§ The task: Rename "Cardiff" to "Swansea" in the lines starting at the one containing "svg-text:R: R: [812, 484, 821, 496]" and ending at the one containing "svg-text:400: 400: [204, 433, 223, 445]", and give back only those lines with nothing else changed.

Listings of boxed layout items

---------------

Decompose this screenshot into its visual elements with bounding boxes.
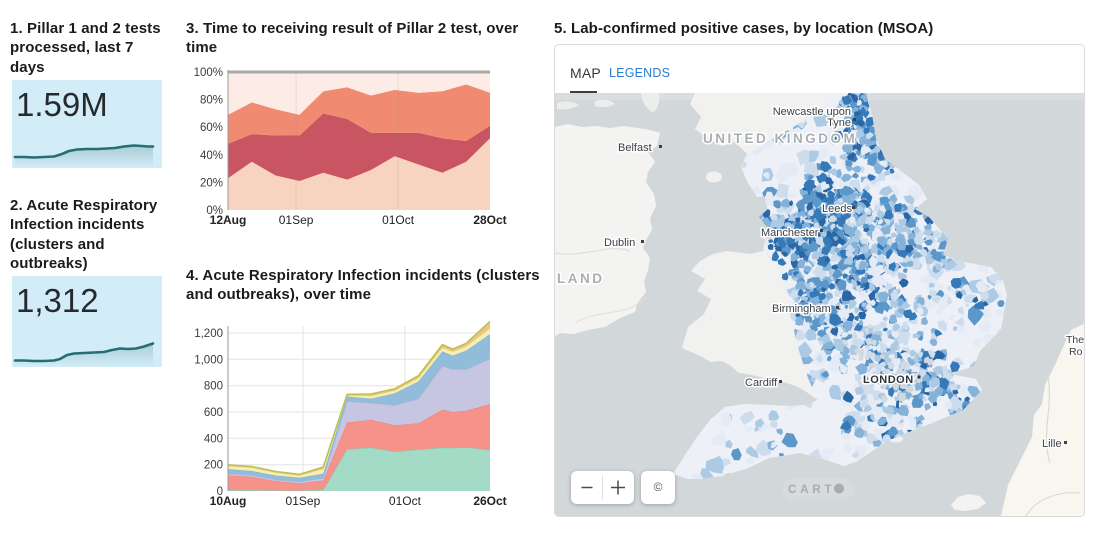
svg-text:R: R: [812, 484, 821, 496]
svg-text:40%: 40%: [200, 150, 223, 162]
svg-text:A: A: [800, 484, 808, 496]
svg-text:80%: 80%: [200, 95, 223, 107]
svg-text:Tyne: Tyne: [827, 117, 851, 129]
svg-text:0%: 0%: [206, 205, 223, 217]
svg-text:1,200: 1,200: [194, 328, 223, 340]
svg-text:Cardiff: Cardiff: [745, 377, 778, 389]
svg-text:400: 400: [204, 433, 223, 445]
svg-text:Newcastle upon: Newcastle upon: [773, 106, 851, 118]
svg-text:T: T: [825, 484, 832, 496]
svg-text:The: The: [1066, 334, 1084, 346]
svg-text:Manchester: Manchester: [761, 227, 819, 239]
svg-text:10Aug: 10Aug: [210, 494, 247, 508]
svg-text:LAND: LAND: [557, 271, 605, 286]
svg-text:12Aug: 12Aug: [210, 213, 247, 227]
svg-text:20%: 20%: [200, 177, 223, 189]
svg-text:1,000: 1,000: [194, 354, 223, 366]
svg-text:01Oct: 01Oct: [382, 213, 415, 227]
svg-text:Ro: Ro: [1069, 346, 1083, 358]
svg-text:Belfast: Belfast: [618, 142, 652, 154]
svg-text:200: 200: [204, 460, 223, 472]
svg-text:C: C: [788, 484, 796, 496]
svg-text:800: 800: [204, 381, 223, 393]
svg-text:60%: 60%: [200, 122, 223, 134]
svg-text:LONDON: LONDON: [863, 374, 914, 386]
svg-text:01Sep: 01Sep: [279, 213, 314, 227]
svg-text:Lille: Lille: [1042, 438, 1062, 450]
svg-text:Dublin: Dublin: [604, 237, 635, 249]
svg-text:100%: 100%: [194, 67, 223, 79]
svg-text:600: 600: [204, 407, 223, 419]
svg-text:28Oct: 28Oct: [473, 213, 506, 227]
svg-text:0: 0: [217, 486, 223, 498]
svg-text:26Oct: 26Oct: [473, 494, 506, 508]
svg-text:UNITED KINGDOM: UNITED KINGDOM: [703, 131, 857, 146]
svg-text:01Oct: 01Oct: [389, 494, 422, 508]
svg-text:Leeds: Leeds: [822, 203, 852, 215]
svg-text:01Sep: 01Sep: [286, 494, 321, 508]
svg-text:Birmingham: Birmingham: [772, 303, 831, 315]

---------------

§ Task solution:
svg-text:R: R: [812, 484, 821, 496]
svg-text:40%: 40%: [200, 150, 223, 162]
svg-text:A: A: [800, 484, 808, 496]
svg-text:80%: 80%: [200, 95, 223, 107]
svg-text:Tyne: Tyne: [827, 117, 851, 129]
svg-text:0%: 0%: [206, 205, 223, 217]
svg-text:1,200: 1,200: [194, 328, 223, 340]
svg-text:Swansea: Swansea: [745, 377, 778, 389]
svg-text:400: 400: [204, 433, 223, 445]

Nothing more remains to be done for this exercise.